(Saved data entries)

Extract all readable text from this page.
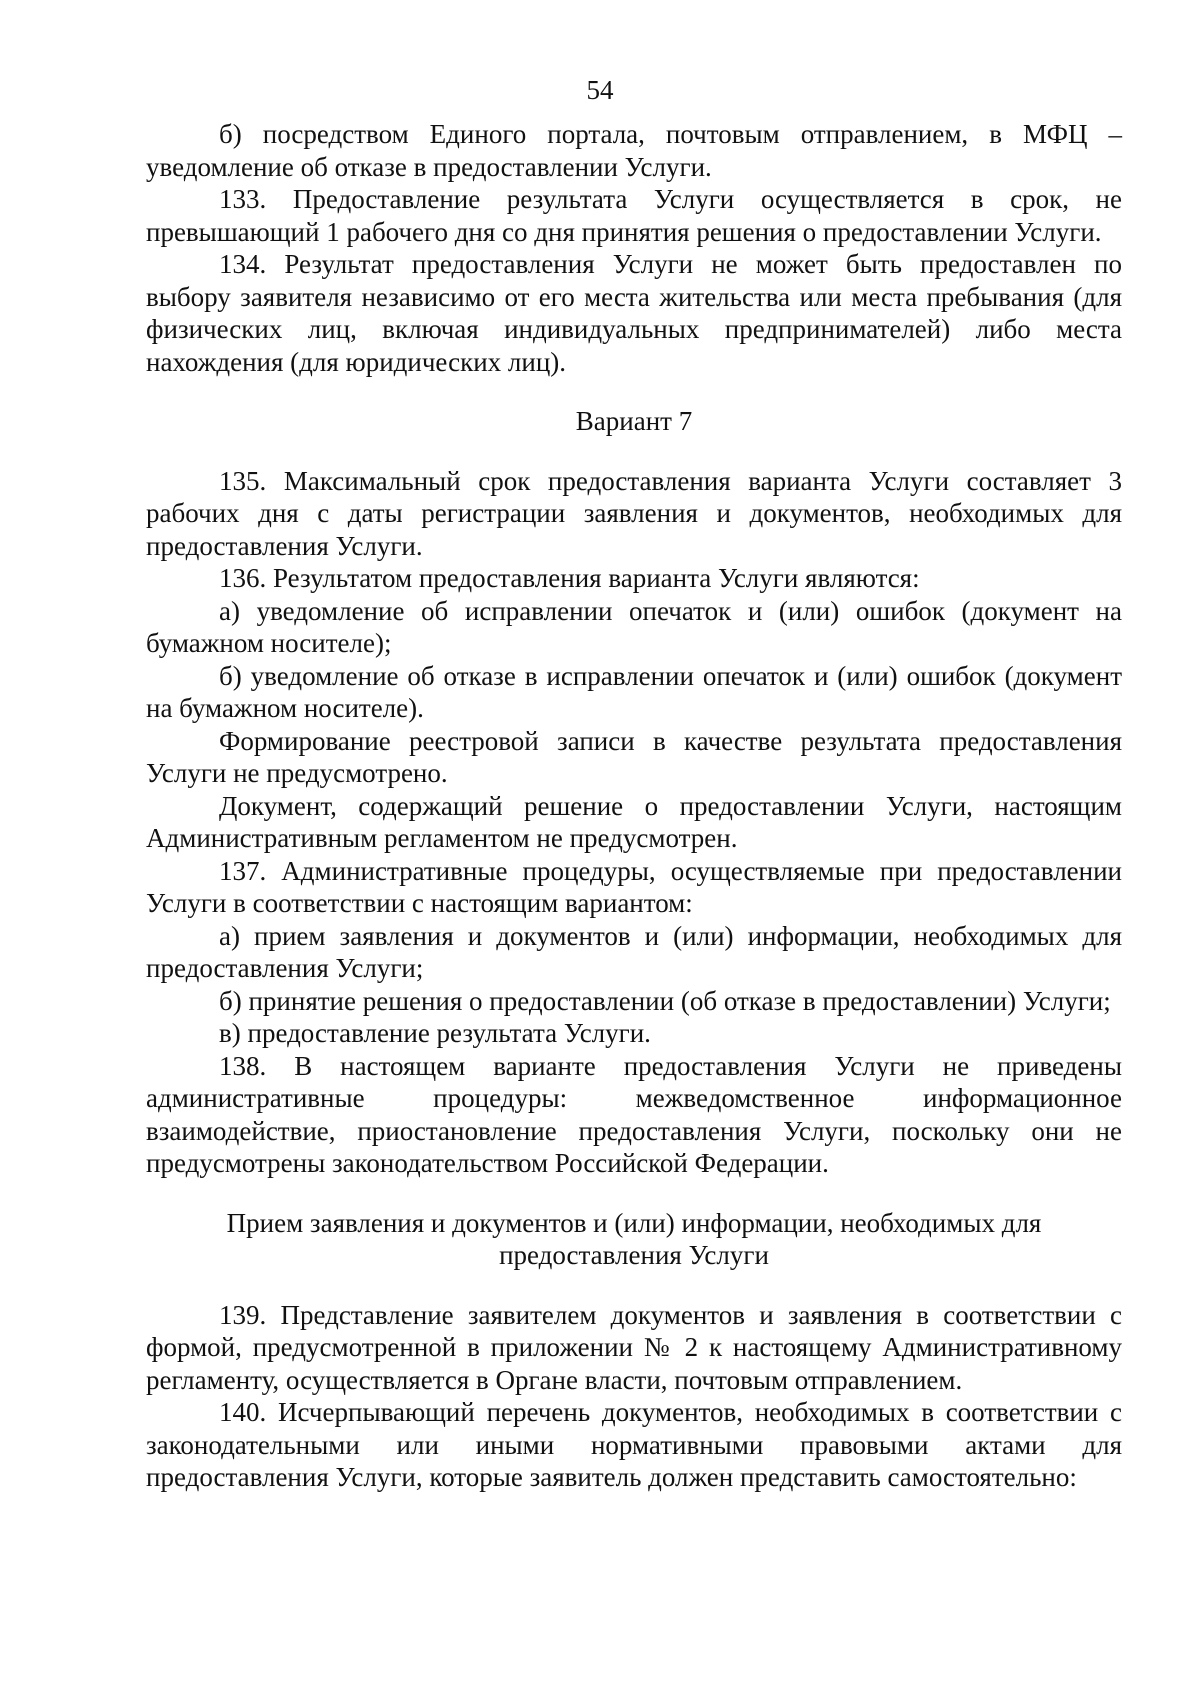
54

б) посредством Единого портала, почтовым отправлением, в МФЦ – уведомление об отказе в предоставлении Услуги.

133. Предоставление результата Услуги осуществляется в срок, не превышающий 1 рабочего дня со дня принятия решения о предоставлении Услуги.

134. Результат предоставления Услуги не может быть предоставлен по выбору заявителя независимо от его места жительства или места пребывания (для физических лиц, включая индивидуальных предпринимателей) либо места нахождения (для юридических лиц).

Вариант 7

135. Максимальный срок предоставления варианта Услуги составляет 3 рабочих дня с даты регистрации заявления и документов, необходимых для предоставления Услуги.

136. Результатом предоставления варианта Услуги являются:

а) уведомление об исправлении опечаток и (или) ошибок (документ на бумажном носителе);

б) уведомление об отказе в исправлении опечаток и (или) ошибок (документ на бумажном носителе).

Формирование реестровой записи в качестве результата предоставления Услуги не предусмотрено.

Документ, содержащий решение о предоставлении Услуги, настоящим Административным регламентом не предусмотрен.

137. Административные процедуры, осуществляемые при предоставлении Услуги в соответствии с настоящим вариантом:

а) прием заявления и документов и (или) информации, необходимых для предоставления Услуги;

б) принятие решения о предоставлении (об отказе в предоставлении) Услуги;

в) предоставление результата Услуги.

138. В настоящем варианте предоставления Услуги не приведены административные процедуры: межведомственное информационное взаимодействие, приостановление предоставления Услуги, поскольку они не предусмотрены законодательством Российской Федерации.

Прием заявления и документов и (или) информации, необходимых для
предоставления Услуги

139. Представление заявителем документов и заявления в соответствии с формой, предусмотренной в приложении № 2 к настоящему Административному регламенту, осуществляется в Органе власти, почтовым отправлением.

140. Исчерпывающий перечень документов, необходимых в соответствии с законодательными или иными нормативными правовыми актами для предоставления Услуги, которые заявитель должен представить самостоятельно:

**Set task**
Your copy should match the records word for word, with the pictures removed.

**Finished answer**
Extract all readable text from this page.
54

б) посредством Единого портала, почтовым отправлением, в МФЦ – уведомление об отказе в предоставлении Услуги.

133. Предоставление результата Услуги осуществляется в срок, не превышающий 1 рабочего дня со дня принятия решения о предоставлении Услуги.

134. Результат предоставления Услуги не может быть предоставлен по выбору заявителя независимо от его места жительства или места пребывания (для физических лиц, включая индивидуальных предпринимателей) либо места нахождения (для юридических лиц).

Вариант 7

135. Максимальный срок предоставления варианта Услуги составляет 3 рабочих дня с даты регистрации заявления и документов, необходимых для предоставления Услуги.

136. Результатом предоставления варианта Услуги являются:

а) уведомление об исправлении опечаток и (или) ошибок (документ на бумажном носителе);

б) уведомление об отказе в исправлении опечаток и (или) ошибок (документ на бумажном носителе).

Формирование реестровой записи в качестве результата предоставления Услуги не предусмотрено.

Документ, содержащий решение о предоставлении Услуги, настоящим Административным регламентом не предусмотрен.

137. Административные процедуры, осуществляемые при предоставлении Услуги в соответствии с настоящим вариантом:

а) прием заявления и документов и (или) информации, необходимых для предоставления Услуги;

б) принятие решения о предоставлении (об отказе в предоставлении) Услуги;

в) предоставление результата Услуги.

138. В настоящем варианте предоставления Услуги не приведены административные процедуры: межведомственное информационное взаимодействие, приостановление предоставления Услуги, поскольку они не предусмотрены законодательством Российской Федерации.

Прием заявления и документов и (или) информации, необходимых для
предоставления Услуги

139. Представление заявителем документов и заявления в соответствии с формой, предусмотренной в приложении № 2 к настоящему Административному регламенту, осуществляется в Органе власти, почтовым отправлением.

140. Исчерпывающий перечень документов, необходимых в соответствии с законодательными или иными нормативными правовыми актами для предоставления Услуги, которые заявитель должен представить самостоятельно:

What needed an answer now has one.